▸ Description of the task
Extract all records. Keep each one exact.

(Stored data)
↓↓↓

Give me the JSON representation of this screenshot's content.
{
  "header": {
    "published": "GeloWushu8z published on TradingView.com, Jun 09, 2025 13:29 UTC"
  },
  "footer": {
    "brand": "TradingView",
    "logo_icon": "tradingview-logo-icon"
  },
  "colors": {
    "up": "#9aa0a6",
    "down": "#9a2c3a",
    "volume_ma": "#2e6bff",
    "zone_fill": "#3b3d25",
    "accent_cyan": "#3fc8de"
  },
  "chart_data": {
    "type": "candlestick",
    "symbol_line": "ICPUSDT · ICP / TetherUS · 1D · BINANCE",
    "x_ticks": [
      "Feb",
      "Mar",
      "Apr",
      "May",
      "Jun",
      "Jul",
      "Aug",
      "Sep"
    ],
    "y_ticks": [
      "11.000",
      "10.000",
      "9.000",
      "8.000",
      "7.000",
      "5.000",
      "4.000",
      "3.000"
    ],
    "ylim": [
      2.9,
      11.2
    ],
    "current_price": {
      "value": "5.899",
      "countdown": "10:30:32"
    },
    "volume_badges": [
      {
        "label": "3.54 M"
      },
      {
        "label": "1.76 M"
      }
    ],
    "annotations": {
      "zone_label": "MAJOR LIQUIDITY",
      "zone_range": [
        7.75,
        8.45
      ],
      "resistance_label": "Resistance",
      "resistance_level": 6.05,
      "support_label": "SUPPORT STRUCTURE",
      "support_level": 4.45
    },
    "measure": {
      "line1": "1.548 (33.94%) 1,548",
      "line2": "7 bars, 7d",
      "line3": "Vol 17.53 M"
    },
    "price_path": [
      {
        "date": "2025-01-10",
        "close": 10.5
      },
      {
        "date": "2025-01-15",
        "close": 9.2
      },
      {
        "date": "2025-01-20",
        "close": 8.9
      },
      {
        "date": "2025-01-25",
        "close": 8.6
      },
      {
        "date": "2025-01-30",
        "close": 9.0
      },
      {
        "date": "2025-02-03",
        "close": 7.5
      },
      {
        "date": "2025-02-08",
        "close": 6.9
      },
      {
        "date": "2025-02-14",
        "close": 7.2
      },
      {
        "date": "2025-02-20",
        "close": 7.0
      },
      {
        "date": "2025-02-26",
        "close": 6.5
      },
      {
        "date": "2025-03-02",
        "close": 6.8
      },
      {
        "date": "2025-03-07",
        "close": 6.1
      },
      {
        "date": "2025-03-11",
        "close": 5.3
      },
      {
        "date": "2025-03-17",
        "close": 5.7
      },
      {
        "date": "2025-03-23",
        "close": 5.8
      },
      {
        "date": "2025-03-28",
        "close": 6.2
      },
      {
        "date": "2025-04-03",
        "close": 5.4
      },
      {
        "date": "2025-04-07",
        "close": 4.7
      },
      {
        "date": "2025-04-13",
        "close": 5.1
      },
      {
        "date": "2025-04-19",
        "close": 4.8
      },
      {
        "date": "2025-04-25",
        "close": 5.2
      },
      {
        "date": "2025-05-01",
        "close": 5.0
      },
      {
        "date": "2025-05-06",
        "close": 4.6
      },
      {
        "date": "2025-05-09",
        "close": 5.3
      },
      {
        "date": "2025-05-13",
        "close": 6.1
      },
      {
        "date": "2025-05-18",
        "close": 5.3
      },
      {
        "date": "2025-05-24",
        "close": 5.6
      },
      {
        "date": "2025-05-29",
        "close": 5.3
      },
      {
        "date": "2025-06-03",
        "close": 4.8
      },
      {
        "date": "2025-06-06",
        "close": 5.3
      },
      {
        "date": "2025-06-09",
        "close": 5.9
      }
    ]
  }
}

↑↑↑

▸ Solution to this task
Give me the JSON representation of this screenshot's content.
{
  "header": {
    "published": "GeloWushu8z published on TradingView.com, Jun 09, 2025 13:29 UTC"
  },
  "footer": {
    "brand": "TradingView",
    "logo_icon": "tradingview-logo-icon"
  },
  "colors": {
    "up": "#9aa0a6",
    "down": "#9a2c3a",
    "volume_ma": "#2e6bff",
    "zone_fill": "#3b3d25",
    "accent_cyan": "#3fc8de"
  },
  "chart_data": {
    "type": "candlestick",
    "symbol_line": "ICPUSDT · ICP / TetherUS · 1D · BINANCE",
    "x_ticks": [
      "Feb",
      "Mar",
      "Apr",
      "May",
      "Jun",
      "Jul",
      "Aug",
      "Sep"
    ],
    "y_ticks": [
      "11.000",
      "10.000",
      "9.000",
      "8.000",
      "7.000",
      "5.000",
      "4.000",
      "3.000"
    ],
    "ylim": [
      2.9,
      11.2
    ],
    "current_price": {
      "value": "5.899",
      "countdown": "10:30:32"
    },
    "volume_badges": [
      {
        "label": "3.54 M"
      },
      {
        "label": "1.76 M"
      }
    ],
    "annotations": {
      "zone_label": "MAJOR LIQUIDITY",
      "zone_range": [
        7.75,
        8.45
      ],
      "resistance_label": "Resistance",
      "resistance_level": 6.05,
      "support_label": "SUPPORT STRUCTURE",
      "support_level": 4.45
    },
    "measure": {
      "line1": "1.548 (33.94%) 1,548",
      "line2": "7 bars, 7d",
      "line3": "Vol 17.53 M"
    },
    "price_path": [
      {
        "date": "2025-01-10",
        "close": 10.5
      },
      {
        "date": "2025-01-15",
        "close": 9.2
      },
      {
        "date": "2025-01-20",
        "close": 8.9
      },
      {
        "date": "2025-01-25",
        "close": 8.6
      },
      {
        "date": "2025-01-30",
        "close": 9.0
      },
      {
        "date": "2025-02-03",
        "close": 7.5
      },
      {
        "date": "2025-02-08",
        "close": 6.9
      },
      {
        "date": "2025-02-14",
        "close": 7.2
      },
      {
        "date": "2025-02-20",
        "close": 7.0
      },
      {
        "date": "2025-02-26",
        "close": 6.5
      },
      {
        "date": "2025-03-02",
        "close": 6.8
      },
      {
        "date": "2025-03-07",
        "close": 6.1
      },
      {
        "date": "2025-03-11",
        "close": 5.3
      },
      {
        "date": "2025-03-17",
        "close": 5.7
      },
      {
        "date": "2025-03-23",
        "close": 5.8
      },
      {
        "date": "2025-03-28",
        "close": 6.2
      },
      {
        "date": "2025-04-03",
        "close": 5.4
      },
      {
        "date": "2025-04-07",
        "close": 4.7
      },
      {
        "date": "2025-04-13",
        "close": 5.1
      },
      {
        "date": "2025-04-19",
        "close": 4.8
      },
      {
        "date": "2025-04-25",
        "close": 5.2
      },
      {
        "date": "2025-05-01",
        "close": 5.0
      },
      {
        "date": "2025-05-06",
        "close": 4.6
      },
      {
        "date": "2025-05-09",
        "close": 5.3
      },
      {
        "date": "2025-05-13",
        "close": 6.1
      },
      {
        "date": "2025-05-18",
        "close": 5.3
      },
      {
        "date": "2025-05-24",
        "close": 5.6
      },
      {
        "date": "2025-05-29",
        "close": 5.3
      },
      {
        "date": "2025-06-03",
        "close": 4.8
      },
      {
        "date": "2025-06-06",
        "close": 5.3
      },
      {
        "date": "2025-06-09",
        "close": 5.9
      }
    ]
  }
}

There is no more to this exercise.